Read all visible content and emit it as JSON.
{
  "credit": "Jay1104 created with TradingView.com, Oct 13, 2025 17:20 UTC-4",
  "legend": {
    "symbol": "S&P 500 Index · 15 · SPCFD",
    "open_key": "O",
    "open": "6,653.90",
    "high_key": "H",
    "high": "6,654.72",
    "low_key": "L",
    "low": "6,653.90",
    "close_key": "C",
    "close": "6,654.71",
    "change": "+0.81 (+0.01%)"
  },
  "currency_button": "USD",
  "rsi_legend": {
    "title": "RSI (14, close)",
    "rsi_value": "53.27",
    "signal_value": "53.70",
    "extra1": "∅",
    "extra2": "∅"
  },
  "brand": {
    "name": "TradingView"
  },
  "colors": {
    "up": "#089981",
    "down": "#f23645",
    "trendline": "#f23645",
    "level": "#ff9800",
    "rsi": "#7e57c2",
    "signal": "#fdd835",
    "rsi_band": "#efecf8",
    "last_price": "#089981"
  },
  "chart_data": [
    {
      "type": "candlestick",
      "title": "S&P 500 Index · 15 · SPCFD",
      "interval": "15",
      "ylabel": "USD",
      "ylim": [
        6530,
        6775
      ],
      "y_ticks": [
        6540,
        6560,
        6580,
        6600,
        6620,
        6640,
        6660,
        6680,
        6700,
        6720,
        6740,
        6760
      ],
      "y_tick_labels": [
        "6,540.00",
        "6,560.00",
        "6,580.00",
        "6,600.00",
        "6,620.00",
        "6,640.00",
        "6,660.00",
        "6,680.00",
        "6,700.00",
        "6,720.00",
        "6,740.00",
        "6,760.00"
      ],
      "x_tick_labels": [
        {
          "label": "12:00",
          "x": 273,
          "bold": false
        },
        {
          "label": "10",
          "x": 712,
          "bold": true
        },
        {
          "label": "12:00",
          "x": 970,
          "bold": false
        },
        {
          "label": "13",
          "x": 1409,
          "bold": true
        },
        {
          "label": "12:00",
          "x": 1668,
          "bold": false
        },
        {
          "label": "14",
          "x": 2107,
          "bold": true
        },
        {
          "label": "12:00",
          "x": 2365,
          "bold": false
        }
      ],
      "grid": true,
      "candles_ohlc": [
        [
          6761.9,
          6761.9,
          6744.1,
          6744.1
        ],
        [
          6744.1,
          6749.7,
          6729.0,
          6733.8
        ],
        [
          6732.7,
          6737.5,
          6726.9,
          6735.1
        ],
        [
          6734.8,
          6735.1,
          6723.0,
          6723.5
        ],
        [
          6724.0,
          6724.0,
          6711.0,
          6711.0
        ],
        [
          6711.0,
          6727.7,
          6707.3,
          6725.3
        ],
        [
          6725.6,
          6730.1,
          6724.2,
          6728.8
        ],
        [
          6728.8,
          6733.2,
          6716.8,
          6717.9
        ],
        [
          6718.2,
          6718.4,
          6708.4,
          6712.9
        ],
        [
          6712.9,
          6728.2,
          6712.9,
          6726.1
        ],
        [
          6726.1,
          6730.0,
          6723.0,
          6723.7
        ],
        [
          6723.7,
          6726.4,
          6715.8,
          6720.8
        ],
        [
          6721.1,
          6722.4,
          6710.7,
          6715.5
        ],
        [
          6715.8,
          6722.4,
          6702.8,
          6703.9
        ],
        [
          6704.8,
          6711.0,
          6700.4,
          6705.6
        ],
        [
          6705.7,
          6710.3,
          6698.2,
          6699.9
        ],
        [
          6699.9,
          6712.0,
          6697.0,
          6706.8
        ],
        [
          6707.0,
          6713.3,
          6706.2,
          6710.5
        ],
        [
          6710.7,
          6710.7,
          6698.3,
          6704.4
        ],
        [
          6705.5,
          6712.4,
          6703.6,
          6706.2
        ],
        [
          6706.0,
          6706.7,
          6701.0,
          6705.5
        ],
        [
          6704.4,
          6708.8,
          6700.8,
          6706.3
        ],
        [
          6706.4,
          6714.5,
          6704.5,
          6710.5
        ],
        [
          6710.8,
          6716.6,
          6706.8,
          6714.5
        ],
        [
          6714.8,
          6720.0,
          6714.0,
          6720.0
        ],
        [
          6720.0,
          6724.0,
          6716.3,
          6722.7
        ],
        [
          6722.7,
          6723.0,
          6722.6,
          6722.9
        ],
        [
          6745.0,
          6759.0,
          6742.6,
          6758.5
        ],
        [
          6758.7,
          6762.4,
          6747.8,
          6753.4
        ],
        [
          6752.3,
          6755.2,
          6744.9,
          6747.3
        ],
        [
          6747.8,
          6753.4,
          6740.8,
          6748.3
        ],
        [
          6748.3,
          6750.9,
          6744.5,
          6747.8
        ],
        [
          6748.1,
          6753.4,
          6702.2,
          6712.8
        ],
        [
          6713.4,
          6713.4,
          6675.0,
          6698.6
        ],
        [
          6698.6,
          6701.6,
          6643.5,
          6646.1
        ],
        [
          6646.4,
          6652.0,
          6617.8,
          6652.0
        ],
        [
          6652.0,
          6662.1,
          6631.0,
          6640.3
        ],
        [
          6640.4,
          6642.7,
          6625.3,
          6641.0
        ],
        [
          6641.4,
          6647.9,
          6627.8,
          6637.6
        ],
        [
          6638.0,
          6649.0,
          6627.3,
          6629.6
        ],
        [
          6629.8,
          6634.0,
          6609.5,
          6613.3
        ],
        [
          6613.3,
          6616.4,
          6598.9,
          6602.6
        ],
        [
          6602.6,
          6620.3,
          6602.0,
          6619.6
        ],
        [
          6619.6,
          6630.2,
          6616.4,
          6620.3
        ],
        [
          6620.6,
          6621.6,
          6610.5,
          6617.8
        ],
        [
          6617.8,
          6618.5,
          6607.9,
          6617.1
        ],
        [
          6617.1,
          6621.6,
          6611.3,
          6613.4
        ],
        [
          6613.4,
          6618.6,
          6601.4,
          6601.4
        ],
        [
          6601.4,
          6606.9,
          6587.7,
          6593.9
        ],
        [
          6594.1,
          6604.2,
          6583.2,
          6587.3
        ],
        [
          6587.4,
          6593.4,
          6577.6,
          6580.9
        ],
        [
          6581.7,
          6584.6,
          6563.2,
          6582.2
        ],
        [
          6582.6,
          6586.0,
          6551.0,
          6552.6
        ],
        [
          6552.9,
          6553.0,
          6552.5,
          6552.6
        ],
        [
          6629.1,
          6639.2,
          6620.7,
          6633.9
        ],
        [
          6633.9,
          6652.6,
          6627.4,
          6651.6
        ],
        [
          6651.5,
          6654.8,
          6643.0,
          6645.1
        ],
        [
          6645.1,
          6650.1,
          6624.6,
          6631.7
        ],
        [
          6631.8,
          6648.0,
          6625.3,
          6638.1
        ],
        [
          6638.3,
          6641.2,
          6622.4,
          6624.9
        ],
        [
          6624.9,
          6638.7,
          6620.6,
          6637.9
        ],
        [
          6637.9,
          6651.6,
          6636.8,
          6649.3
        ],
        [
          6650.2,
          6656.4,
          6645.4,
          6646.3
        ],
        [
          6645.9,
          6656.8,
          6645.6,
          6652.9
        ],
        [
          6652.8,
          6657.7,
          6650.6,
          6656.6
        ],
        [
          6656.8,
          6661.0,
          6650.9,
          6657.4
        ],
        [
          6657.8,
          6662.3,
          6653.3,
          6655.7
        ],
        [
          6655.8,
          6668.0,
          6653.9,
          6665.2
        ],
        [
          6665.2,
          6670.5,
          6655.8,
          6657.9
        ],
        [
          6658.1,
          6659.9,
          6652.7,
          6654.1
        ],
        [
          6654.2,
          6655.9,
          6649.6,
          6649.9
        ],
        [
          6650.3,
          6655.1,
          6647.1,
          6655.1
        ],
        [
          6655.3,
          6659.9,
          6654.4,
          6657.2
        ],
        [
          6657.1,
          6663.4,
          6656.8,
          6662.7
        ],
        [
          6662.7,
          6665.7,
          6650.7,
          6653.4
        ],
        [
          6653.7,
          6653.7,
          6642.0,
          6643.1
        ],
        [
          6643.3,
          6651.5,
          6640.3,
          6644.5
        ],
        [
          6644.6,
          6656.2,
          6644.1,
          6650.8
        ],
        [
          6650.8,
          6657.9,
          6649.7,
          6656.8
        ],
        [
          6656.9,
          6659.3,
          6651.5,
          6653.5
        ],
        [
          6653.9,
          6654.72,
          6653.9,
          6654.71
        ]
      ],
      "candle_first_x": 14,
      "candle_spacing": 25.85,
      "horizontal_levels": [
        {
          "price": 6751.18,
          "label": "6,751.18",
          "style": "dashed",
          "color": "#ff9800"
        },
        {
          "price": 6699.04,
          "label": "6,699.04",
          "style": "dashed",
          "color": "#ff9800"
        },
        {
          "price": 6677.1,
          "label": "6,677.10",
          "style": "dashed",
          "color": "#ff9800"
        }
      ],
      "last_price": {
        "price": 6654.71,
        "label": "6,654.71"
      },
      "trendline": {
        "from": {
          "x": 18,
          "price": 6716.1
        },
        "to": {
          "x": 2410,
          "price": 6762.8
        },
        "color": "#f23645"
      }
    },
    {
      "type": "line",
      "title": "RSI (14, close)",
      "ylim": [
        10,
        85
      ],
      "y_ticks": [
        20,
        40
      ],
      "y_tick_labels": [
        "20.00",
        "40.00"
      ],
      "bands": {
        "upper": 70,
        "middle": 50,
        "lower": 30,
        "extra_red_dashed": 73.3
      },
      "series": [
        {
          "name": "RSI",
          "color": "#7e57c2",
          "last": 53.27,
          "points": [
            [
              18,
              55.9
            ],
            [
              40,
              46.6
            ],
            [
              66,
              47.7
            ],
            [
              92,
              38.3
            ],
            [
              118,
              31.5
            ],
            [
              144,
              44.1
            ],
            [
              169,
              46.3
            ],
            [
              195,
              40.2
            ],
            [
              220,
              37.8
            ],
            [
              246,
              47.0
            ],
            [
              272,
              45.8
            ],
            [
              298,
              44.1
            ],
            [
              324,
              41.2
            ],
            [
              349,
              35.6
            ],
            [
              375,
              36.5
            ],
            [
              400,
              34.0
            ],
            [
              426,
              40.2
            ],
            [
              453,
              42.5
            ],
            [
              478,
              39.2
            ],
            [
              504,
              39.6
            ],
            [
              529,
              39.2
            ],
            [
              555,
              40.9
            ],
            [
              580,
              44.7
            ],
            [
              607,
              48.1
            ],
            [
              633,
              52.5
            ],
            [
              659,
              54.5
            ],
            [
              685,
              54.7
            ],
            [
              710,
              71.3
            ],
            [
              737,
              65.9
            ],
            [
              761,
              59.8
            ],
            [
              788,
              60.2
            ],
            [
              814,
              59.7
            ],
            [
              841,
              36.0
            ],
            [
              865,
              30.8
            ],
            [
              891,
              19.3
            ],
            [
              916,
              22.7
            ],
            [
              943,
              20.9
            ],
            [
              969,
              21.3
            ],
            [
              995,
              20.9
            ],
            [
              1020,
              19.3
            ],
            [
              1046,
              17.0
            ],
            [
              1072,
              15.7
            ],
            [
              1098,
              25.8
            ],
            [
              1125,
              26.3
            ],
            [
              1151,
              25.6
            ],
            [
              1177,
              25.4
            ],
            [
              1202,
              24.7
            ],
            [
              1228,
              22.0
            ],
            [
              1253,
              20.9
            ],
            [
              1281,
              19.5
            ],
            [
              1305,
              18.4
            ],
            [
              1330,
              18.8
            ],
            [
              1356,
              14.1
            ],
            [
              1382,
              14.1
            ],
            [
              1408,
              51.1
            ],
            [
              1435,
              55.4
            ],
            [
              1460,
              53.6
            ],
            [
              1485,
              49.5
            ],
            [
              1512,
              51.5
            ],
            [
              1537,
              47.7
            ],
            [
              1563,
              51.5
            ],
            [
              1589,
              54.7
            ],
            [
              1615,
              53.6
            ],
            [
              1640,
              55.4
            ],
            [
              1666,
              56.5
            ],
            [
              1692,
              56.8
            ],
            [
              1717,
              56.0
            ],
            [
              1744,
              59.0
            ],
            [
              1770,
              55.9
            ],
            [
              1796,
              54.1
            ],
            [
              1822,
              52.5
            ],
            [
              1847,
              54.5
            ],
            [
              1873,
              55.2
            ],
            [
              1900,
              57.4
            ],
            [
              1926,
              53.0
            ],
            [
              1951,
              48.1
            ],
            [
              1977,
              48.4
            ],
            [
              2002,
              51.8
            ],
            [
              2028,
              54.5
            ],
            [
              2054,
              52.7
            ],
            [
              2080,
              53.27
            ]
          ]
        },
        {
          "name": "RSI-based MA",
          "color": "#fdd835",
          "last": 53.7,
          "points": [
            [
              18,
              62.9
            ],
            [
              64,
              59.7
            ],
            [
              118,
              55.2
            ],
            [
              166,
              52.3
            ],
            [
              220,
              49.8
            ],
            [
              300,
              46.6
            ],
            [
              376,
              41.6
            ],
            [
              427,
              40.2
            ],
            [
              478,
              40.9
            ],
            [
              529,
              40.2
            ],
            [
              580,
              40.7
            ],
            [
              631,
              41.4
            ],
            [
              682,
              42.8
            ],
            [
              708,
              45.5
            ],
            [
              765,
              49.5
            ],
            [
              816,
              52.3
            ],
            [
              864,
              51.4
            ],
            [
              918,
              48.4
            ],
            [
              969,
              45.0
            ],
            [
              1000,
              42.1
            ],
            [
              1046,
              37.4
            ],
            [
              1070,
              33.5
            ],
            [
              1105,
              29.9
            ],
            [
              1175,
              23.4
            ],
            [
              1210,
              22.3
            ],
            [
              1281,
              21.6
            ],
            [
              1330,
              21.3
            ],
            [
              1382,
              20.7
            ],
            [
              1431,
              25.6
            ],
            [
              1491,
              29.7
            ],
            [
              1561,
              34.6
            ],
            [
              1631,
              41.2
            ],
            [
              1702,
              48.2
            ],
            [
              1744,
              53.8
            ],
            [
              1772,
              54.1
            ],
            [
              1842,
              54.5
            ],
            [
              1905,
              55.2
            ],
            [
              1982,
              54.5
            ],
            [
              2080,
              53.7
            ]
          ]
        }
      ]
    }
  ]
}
# # # # #
* _Aim_
Extract each line holding the string "Index".

* _Exercise response_
    "symbol": "S&P 500 Index · 15 · SPCFD",
      "title": "S&P 500 Index · 15 · SPCFD",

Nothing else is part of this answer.